RECORDS SUPPLIED →
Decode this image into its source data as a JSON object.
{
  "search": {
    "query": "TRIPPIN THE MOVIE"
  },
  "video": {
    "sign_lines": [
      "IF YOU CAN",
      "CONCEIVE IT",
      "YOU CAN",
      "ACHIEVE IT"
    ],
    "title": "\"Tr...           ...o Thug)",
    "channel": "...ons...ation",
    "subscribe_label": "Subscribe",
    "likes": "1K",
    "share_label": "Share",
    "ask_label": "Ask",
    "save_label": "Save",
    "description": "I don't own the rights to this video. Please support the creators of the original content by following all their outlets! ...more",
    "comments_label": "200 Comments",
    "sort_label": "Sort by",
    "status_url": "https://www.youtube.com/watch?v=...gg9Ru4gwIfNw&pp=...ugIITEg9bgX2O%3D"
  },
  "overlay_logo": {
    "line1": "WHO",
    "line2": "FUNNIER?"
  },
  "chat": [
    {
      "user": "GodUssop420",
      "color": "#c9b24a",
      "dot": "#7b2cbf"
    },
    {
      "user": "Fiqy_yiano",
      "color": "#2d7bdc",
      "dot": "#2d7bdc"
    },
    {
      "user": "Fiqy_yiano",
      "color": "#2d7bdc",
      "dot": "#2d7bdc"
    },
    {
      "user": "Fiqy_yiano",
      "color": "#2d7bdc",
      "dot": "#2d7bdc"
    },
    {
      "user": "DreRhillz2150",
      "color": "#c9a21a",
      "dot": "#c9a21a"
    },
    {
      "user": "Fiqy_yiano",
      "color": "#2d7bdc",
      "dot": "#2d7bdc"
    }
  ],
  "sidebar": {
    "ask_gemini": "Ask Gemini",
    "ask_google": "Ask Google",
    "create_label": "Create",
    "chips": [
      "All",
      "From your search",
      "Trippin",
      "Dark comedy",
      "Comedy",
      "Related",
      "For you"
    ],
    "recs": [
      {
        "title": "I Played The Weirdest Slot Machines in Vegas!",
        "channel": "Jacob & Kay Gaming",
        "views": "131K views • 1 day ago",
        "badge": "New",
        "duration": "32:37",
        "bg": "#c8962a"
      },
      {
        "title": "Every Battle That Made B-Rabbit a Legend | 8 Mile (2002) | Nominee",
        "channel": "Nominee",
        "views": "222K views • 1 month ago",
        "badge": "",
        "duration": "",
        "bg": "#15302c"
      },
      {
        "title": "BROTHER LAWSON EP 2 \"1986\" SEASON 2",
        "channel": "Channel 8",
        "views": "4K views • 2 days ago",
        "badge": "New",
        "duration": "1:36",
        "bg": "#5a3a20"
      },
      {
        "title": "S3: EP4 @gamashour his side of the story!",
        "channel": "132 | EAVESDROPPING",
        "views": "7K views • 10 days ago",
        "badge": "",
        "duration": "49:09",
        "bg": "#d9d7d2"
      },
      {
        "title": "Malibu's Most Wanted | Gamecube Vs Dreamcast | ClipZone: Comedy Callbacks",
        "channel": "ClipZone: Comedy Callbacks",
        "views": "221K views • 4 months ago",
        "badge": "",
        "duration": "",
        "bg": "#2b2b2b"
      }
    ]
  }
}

WHAT YOU NEED TO DO → Each line of the material should be duplicated exactly, please.

RESULT →
Decode this image into its source data as a JSON object.
{
  "search": {
    "query": "TRIPPIN THE MOVIE"
  },
  "video": {
    "sign_lines": [
      "IF YOU CAN",
      "CONCEIVE IT",
      "YOU CAN",
      "ACHIEVE IT"
    ],
    "title": "\"Tr...           ...o Thug)",
    "channel": "...ons...ation",
    "subscribe_label": "Subscribe",
    "likes": "1K",
    "share_label": "Share",
    "ask_label": "Ask",
    "save_label": "Save",
    "description": "I don't own the rights to this video. Please support the creators of the original content by following all their outlets! ...more",
    "comments_label": "200 Comments",
    "sort_label": "Sort by",
    "status_url": "https://www.youtube.com/watch?v=...gg9Ru4gwIfNw&pp=...ugIITEg9bgX2O%3D"
  },
  "overlay_logo": {
    "line1": "WHO",
    "line2": "FUNNIER?"
  },
  "chat": [
    {
      "user": "GodUssop420",
      "color": "#c9b24a",
      "dot": "#7b2cbf"
    },
    {
      "user": "Fiqy_yiano",
      "color": "#2d7bdc",
      "dot": "#2d7bdc"
    },
    {
      "user": "Fiqy_yiano",
      "color": "#2d7bdc",
      "dot": "#2d7bdc"
    },
    {
      "user": "Fiqy_yiano",
      "color": "#2d7bdc",
      "dot": "#2d7bdc"
    },
    {
      "user": "DreRhillz2150",
      "color": "#c9a21a",
      "dot": "#c9a21a"
    },
    {
      "user": "Fiqy_yiano",
      "color": "#2d7bdc",
      "dot": "#2d7bdc"
    }
  ],
  "sidebar": {
    "ask_gemini": "Ask Gemini",
    "ask_google": "Ask Google",
    "create_label": "Create",
    "chips": [
      "All",
      "From your search",
      "Trippin",
      "Dark comedy",
      "Comedy",
      "Related",
      "For you"
    ],
    "recs": [
      {
        "title": "I Played The Weirdest Slot Machines in Vegas!",
        "channel": "Jacob & Kay Gaming",
        "views": "131K views • 1 day ago",
        "badge": "New",
        "duration": "32:37",
        "bg": "#c8962a"
      },
      {
        "title": "Every Battle That Made B-Rabbit a Legend | 8 Mile (2002) | Nominee",
        "channel": "Nominee",
        "views": "222K views • 1 month ago",
        "badge": "",
        "duration": "",
        "bg": "#15302c"
      },
      {
        "title": "BROTHER LAWSON EP 2 \"1986\" SEASON 2",
        "channel": "Channel 8",
        "views": "4K views • 2 days ago",
        "badge": "New",
        "duration": "1:36",
        "bg": "#5a3a20"
      },
      {
        "title": "S3: EP4 @gamashour his side of the story!",
        "channel": "132 | EAVESDROPPING",
        "views": "7K views • 10 days ago",
        "badge": "",
        "duration": "49:09",
        "bg": "#d9d7d2"
      },
      {
        "title": "Malibu's Most Wanted | Gamecube Vs Dreamcast | ClipZone: Comedy Callbacks",
        "channel": "ClipZone: Comedy Callbacks",
        "views": "221K views • 4 months ago",
        "badge": "",
        "duration": "",
        "bg": "#2b2b2b"
      }
    ]
  }
}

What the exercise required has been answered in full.